> **Challenge**: Going through the material below, please gather all lines with the word "через" in them.

> **Stored records**:
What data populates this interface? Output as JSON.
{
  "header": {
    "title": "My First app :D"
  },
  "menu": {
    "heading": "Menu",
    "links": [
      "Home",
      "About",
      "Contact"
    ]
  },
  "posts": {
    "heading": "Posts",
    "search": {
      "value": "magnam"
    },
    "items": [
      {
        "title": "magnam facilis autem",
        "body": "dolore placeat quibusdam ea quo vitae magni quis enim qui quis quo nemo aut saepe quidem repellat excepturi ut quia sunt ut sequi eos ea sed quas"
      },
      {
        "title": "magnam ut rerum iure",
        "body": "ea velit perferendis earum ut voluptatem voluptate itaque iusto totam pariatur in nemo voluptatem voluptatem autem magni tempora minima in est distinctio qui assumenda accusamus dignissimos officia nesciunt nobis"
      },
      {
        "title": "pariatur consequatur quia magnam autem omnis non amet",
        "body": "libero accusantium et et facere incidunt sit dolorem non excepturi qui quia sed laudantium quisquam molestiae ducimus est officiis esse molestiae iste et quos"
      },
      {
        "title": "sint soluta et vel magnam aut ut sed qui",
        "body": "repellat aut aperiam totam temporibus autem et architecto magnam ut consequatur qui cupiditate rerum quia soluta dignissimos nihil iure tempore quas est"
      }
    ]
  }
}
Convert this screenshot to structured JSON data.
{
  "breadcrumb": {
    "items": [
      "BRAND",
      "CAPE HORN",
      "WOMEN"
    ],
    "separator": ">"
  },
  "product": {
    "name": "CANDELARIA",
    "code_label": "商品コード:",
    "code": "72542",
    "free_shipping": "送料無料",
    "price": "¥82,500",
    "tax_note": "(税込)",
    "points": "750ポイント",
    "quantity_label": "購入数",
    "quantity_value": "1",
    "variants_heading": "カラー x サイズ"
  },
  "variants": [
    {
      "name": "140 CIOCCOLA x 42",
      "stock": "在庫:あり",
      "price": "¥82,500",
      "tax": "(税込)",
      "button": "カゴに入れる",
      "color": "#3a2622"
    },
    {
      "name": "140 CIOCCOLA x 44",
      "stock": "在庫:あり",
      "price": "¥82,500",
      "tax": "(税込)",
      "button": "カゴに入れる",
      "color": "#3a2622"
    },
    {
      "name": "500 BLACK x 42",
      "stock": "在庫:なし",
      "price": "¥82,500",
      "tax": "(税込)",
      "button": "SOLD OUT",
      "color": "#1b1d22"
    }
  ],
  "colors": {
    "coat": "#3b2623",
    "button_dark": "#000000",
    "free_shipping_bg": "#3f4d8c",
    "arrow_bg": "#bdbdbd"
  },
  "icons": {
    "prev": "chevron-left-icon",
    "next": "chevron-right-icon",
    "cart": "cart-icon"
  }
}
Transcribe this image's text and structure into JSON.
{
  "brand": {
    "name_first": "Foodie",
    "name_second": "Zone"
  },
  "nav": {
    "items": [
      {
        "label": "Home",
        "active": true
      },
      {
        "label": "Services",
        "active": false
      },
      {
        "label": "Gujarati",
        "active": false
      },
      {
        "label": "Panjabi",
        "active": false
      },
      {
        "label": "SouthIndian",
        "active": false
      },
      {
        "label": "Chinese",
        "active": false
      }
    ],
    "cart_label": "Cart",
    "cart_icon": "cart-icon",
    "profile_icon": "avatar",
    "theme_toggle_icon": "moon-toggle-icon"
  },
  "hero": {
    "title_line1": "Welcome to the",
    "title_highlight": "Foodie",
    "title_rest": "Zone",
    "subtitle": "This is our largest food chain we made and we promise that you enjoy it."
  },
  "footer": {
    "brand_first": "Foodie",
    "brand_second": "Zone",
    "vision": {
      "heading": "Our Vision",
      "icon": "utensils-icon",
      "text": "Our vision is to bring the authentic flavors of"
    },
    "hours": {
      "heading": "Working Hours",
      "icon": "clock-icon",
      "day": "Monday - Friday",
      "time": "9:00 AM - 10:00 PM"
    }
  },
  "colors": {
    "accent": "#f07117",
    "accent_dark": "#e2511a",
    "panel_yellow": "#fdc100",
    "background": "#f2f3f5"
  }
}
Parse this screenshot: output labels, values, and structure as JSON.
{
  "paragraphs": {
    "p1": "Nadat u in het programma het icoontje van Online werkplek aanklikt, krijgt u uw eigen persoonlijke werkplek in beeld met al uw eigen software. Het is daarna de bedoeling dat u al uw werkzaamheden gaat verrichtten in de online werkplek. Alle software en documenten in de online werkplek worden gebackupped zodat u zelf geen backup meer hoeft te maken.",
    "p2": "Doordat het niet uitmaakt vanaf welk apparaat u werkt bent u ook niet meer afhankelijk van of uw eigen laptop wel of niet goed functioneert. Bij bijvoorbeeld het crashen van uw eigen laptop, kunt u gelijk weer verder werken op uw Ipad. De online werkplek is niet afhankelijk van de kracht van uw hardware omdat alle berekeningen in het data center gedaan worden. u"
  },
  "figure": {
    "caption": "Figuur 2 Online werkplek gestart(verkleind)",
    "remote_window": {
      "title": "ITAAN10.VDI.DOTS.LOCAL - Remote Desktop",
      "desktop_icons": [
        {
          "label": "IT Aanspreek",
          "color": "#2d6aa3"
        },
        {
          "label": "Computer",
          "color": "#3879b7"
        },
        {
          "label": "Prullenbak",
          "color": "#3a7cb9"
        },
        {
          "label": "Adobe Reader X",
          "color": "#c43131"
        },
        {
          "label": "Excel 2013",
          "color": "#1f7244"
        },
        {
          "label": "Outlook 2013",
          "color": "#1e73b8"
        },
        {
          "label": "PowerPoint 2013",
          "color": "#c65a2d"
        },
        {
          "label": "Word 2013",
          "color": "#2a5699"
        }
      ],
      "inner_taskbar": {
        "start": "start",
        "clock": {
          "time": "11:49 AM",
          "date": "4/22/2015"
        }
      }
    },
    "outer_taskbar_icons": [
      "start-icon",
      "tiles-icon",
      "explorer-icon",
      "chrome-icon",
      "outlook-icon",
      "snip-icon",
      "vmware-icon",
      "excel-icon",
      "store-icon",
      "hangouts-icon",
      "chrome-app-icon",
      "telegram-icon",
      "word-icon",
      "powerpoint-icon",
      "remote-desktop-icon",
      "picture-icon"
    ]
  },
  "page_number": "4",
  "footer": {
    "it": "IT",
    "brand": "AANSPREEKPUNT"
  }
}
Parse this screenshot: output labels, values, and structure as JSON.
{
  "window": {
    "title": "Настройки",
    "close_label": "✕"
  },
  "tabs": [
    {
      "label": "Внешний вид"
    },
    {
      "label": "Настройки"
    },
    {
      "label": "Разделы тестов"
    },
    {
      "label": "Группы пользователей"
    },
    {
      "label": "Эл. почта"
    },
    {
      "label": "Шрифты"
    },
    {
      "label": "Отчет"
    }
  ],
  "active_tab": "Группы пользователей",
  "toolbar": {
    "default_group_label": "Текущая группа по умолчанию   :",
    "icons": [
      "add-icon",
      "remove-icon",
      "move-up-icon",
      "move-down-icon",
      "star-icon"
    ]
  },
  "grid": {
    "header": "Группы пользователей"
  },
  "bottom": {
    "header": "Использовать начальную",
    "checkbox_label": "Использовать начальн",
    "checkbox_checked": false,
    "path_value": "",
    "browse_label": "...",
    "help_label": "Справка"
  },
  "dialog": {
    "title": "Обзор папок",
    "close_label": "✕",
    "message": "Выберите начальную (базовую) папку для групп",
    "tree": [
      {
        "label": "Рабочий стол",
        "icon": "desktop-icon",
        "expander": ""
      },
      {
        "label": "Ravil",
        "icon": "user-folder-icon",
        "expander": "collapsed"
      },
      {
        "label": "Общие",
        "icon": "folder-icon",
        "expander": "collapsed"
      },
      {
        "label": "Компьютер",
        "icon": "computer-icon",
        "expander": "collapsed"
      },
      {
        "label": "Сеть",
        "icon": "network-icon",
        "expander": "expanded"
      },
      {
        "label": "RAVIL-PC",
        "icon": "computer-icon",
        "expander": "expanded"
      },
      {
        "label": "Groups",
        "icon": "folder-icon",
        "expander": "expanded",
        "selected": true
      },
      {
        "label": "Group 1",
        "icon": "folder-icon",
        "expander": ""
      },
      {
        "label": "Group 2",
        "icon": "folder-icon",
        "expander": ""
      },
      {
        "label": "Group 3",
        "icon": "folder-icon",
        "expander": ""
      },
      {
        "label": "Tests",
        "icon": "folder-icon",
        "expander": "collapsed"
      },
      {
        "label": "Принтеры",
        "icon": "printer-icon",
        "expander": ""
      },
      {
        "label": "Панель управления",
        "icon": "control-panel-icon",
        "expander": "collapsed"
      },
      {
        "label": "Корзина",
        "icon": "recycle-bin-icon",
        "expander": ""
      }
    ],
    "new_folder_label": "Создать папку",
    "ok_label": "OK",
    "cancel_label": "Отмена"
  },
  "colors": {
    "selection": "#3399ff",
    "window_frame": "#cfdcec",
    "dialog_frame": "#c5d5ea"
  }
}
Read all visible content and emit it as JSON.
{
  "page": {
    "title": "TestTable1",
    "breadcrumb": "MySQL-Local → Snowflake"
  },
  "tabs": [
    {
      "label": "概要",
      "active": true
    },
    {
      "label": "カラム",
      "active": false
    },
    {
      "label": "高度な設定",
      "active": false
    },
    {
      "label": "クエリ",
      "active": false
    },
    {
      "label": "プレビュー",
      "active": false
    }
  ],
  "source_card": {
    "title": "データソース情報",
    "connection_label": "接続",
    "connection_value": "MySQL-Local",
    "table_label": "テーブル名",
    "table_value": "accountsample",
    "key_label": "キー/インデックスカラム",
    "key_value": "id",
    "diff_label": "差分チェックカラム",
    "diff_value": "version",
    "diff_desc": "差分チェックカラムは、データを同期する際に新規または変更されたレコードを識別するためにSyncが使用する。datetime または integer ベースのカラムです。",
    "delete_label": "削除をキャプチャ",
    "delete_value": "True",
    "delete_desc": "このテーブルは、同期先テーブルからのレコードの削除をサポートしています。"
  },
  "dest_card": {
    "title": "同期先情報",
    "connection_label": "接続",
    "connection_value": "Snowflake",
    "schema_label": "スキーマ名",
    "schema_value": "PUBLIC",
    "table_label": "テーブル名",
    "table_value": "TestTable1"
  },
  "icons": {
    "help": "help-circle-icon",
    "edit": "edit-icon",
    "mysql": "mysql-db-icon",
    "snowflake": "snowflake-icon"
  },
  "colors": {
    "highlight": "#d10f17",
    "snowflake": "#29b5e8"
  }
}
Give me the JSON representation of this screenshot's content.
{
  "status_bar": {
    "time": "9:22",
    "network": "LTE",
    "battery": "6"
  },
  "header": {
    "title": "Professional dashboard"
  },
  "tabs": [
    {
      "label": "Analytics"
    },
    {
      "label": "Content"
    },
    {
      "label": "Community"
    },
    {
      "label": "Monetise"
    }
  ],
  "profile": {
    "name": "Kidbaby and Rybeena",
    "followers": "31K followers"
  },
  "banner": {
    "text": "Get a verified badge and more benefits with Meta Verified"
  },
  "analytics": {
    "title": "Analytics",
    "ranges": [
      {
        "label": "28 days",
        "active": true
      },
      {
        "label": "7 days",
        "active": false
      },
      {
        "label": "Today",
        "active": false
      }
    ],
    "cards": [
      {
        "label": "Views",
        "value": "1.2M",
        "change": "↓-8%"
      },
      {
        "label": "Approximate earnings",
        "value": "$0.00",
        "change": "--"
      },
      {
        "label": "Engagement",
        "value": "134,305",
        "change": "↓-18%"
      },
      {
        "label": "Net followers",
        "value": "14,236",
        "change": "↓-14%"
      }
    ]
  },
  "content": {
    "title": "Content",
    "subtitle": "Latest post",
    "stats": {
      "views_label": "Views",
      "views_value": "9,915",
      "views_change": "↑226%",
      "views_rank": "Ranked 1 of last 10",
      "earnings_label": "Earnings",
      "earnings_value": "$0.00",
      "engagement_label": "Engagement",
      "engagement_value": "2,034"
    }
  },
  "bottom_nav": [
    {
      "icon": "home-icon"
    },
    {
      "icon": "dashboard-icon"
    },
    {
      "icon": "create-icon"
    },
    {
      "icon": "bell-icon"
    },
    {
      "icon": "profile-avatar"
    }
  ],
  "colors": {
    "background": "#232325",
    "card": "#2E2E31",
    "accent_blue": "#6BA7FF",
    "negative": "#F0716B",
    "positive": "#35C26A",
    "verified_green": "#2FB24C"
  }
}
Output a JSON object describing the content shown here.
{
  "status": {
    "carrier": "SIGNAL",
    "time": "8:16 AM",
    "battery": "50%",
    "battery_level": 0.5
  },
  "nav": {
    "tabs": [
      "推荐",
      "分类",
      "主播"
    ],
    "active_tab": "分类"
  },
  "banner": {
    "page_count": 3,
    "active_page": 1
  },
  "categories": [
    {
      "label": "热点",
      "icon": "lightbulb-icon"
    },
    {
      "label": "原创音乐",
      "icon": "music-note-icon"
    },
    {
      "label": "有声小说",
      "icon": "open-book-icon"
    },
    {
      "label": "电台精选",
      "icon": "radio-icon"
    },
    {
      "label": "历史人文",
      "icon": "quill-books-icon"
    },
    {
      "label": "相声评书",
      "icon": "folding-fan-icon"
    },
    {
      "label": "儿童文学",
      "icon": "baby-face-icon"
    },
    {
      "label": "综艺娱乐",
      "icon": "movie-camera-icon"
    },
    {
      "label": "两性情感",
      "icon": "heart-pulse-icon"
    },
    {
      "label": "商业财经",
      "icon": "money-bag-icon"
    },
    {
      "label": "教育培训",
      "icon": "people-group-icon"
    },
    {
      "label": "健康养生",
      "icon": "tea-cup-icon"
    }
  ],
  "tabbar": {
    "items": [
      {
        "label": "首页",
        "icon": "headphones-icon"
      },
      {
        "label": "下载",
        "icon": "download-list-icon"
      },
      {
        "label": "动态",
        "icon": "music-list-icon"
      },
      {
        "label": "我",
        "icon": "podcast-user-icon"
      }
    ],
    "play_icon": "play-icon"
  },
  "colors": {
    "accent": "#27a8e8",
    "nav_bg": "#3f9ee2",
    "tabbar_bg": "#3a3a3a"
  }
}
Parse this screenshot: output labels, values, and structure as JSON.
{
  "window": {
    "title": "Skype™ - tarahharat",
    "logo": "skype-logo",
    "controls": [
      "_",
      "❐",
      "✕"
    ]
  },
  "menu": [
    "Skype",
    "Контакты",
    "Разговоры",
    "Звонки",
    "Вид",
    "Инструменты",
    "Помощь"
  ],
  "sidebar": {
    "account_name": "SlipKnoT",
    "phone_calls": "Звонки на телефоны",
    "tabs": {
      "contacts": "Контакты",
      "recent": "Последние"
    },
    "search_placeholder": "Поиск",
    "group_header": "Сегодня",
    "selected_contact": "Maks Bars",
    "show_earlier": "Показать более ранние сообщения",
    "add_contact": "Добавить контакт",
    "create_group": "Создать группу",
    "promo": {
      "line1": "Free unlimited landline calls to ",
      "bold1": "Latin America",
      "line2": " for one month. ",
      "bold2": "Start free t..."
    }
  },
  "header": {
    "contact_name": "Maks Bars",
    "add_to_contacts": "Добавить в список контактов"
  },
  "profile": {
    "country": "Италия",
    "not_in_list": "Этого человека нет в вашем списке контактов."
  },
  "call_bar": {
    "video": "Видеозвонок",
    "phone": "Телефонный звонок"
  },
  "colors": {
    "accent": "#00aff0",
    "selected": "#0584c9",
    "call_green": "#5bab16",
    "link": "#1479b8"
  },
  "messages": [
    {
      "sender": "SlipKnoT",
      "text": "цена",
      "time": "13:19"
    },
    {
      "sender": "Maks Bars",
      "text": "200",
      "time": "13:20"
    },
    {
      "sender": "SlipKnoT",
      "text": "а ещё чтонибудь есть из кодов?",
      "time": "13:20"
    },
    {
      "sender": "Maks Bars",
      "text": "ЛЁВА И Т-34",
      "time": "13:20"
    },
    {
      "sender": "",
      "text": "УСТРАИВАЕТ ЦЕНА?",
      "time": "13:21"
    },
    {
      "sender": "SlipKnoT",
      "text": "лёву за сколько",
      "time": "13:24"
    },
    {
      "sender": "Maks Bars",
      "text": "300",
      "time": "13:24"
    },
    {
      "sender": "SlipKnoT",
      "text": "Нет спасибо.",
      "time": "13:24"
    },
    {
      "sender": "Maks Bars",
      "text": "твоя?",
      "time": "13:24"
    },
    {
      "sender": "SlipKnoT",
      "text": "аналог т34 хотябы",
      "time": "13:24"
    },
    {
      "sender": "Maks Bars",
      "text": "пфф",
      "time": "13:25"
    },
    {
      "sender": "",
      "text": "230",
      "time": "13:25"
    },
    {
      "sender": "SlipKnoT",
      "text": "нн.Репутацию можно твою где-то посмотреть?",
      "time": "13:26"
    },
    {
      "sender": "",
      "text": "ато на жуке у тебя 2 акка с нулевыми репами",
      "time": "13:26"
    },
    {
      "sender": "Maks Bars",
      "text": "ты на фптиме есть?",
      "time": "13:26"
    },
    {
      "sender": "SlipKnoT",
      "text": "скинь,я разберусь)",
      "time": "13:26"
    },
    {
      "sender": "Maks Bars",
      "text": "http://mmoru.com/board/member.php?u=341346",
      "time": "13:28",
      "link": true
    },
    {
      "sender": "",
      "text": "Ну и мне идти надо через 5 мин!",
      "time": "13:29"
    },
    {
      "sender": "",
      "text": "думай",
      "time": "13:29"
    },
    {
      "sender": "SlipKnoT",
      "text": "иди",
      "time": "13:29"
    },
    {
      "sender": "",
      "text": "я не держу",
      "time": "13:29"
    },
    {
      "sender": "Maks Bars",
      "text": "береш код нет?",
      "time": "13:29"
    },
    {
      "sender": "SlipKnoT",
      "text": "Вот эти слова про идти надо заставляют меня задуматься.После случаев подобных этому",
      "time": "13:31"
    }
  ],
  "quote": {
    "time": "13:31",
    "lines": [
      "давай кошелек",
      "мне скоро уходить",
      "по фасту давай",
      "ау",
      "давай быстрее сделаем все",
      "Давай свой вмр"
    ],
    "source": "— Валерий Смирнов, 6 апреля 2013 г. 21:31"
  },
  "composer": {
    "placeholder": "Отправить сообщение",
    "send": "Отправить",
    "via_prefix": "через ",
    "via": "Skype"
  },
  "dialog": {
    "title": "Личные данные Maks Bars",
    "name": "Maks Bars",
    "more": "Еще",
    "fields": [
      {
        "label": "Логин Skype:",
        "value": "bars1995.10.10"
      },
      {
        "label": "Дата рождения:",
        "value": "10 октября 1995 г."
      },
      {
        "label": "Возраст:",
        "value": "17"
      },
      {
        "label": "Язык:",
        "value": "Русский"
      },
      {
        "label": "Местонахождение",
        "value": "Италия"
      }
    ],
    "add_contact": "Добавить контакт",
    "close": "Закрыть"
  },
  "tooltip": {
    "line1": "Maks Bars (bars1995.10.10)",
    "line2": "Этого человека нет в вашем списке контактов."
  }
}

> **Result**:
      "text": "Ну и мне идти надо через 5 мин!",
    "via_prefix": "через ",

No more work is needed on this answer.